**Data rows**
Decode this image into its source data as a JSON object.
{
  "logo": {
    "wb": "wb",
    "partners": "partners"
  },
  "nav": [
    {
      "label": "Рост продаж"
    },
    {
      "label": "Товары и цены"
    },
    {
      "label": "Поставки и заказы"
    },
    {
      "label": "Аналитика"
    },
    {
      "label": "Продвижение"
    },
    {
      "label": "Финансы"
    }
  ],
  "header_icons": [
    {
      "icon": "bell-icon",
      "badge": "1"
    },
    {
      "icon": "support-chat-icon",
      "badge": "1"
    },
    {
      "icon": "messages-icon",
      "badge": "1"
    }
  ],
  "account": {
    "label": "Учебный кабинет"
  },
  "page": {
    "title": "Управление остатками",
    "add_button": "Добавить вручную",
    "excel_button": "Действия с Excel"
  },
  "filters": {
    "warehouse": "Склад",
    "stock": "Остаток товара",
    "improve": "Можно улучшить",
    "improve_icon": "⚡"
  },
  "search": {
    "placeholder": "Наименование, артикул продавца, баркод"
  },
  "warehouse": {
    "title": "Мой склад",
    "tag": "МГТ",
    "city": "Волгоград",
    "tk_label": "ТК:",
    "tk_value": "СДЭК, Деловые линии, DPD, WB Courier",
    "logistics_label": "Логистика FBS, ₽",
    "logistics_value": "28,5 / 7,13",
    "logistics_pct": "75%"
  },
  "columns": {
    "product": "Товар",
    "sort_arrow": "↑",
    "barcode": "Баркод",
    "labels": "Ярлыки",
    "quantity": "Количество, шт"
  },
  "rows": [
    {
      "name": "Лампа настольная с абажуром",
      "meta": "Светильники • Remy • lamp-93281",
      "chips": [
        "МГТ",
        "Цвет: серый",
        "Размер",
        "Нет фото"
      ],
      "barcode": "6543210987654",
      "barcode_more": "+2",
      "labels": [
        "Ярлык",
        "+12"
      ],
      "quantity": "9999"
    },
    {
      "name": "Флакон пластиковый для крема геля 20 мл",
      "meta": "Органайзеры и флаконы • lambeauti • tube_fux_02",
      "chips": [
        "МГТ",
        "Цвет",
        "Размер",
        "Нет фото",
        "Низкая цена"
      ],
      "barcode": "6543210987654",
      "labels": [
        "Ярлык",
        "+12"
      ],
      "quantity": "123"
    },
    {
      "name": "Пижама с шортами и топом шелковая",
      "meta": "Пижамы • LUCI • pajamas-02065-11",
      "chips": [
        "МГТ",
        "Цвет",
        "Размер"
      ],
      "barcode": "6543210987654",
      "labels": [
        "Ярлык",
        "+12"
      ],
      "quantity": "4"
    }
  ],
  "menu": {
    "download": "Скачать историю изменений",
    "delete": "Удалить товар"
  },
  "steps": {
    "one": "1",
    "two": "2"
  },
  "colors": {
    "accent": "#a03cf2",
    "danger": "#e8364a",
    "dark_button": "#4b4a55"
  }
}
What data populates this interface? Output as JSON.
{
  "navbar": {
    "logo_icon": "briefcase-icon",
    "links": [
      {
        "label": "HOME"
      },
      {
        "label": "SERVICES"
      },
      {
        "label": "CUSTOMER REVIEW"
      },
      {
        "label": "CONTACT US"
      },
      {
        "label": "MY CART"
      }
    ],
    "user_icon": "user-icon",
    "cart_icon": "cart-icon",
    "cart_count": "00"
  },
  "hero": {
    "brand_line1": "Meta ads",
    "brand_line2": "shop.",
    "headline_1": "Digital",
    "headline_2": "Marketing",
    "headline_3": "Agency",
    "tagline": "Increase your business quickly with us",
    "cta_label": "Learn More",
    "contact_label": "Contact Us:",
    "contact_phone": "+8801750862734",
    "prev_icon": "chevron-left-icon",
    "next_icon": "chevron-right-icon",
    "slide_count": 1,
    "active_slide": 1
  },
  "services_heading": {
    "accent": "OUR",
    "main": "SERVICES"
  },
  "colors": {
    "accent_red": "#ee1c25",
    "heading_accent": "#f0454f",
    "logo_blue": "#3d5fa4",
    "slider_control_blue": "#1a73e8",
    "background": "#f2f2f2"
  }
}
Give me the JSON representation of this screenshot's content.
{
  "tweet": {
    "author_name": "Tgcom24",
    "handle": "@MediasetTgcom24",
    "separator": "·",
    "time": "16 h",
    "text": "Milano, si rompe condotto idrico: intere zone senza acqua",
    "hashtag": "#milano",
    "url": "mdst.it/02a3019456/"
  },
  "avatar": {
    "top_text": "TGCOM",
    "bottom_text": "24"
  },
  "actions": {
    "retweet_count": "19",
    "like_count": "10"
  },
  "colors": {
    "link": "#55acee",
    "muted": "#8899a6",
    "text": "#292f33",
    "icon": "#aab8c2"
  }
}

**What needs to be done**
Each line from the one containing "Give me the" to the end of the listing above should be copied exactly, and nothing else.

**Task output**
Give me the JSON representation of this screenshot's content.
{
  "tweet": {
    "author_name": "Tgcom24",
    "handle": "@MediasetTgcom24",
    "separator": "·",
    "time": "16 h",
    "text": "Milano, si rompe condotto idrico: intere zone senza acqua",
    "hashtag": "#milano",
    "url": "mdst.it/02a3019456/"
  },
  "avatar": {
    "top_text": "TGCOM",
    "bottom_text": "24"
  },
  "actions": {
    "retweet_count": "19",
    "like_count": "10"
  },
  "colors": {
    "link": "#55acee",
    "muted": "#8899a6",
    "text": "#292f33",
    "icon": "#aab8c2"
  }
}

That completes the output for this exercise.